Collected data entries
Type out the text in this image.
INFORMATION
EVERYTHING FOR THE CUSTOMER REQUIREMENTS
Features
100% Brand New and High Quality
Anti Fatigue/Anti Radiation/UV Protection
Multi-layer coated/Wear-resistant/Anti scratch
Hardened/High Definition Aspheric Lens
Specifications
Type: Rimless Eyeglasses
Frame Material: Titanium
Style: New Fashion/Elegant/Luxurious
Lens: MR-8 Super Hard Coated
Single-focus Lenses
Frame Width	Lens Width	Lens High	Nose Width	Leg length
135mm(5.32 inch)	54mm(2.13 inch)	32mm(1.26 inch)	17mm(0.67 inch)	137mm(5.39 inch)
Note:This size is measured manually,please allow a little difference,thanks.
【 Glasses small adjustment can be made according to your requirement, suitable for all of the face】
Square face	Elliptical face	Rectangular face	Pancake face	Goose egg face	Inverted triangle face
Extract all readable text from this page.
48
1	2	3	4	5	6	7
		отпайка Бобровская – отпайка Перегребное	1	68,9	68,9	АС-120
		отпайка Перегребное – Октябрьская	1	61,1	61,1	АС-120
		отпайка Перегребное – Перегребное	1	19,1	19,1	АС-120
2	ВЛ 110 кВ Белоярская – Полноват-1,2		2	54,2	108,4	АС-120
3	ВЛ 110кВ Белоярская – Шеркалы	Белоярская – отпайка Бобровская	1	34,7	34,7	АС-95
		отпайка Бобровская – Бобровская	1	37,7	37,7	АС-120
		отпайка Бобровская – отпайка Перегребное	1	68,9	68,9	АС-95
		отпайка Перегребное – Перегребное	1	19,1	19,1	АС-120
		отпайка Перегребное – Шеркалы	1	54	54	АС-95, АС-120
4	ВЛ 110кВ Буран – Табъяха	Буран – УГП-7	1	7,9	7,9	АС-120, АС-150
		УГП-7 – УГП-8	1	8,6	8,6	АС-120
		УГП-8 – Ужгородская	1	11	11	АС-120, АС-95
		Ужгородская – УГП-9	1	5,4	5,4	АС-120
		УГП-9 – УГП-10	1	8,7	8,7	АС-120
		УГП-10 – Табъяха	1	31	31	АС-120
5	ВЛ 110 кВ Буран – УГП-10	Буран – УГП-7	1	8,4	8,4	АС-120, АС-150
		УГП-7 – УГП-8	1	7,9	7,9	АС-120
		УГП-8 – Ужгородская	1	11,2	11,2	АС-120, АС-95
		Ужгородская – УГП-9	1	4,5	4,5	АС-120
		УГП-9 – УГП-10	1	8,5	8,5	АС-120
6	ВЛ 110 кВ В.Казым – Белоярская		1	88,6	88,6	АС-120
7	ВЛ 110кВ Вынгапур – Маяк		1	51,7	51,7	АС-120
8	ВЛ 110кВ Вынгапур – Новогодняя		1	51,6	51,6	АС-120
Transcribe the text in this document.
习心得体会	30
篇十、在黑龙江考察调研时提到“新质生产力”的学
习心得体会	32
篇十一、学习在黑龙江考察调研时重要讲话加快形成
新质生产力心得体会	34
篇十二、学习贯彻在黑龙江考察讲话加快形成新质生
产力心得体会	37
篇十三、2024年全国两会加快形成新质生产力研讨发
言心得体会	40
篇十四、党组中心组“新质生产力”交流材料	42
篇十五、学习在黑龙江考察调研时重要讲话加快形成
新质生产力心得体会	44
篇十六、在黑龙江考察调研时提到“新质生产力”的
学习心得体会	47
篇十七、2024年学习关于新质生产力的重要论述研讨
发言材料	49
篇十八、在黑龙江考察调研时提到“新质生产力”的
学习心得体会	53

EXERCISE REQUIREMENTS:
Look above for the line that holds "Transcribe the text in this document.", then copy it and each line after it exactly, through the last line of the data.

WRITTEN SOLUTION:
Transcribe the text in this document.
习心得体会	30
篇十、在黑龙江考察调研时提到“新质生产力”的学
习心得体会	32
篇十一、学习在黑龙江考察调研时重要讲话加快形成
新质生产力心得体会	34
篇十二、学习贯彻在黑龙江考察讲话加快形成新质生
产力心得体会	37
篇十三、2024年全国两会加快形成新质生产力研讨发
言心得体会	40
篇十四、党组中心组“新质生产力”交流材料	42
篇十五、学习在黑龙江考察调研时重要讲话加快形成
新质生产力心得体会	44
篇十六、在黑龙江考察调研时提到“新质生产力”的
学习心得体会	47
篇十七、2024年学习关于新质生产力的重要论述研讨
发言材料	49
篇十八、在黑龙江考察调研时提到“新质生产力”的
学习心得体会	53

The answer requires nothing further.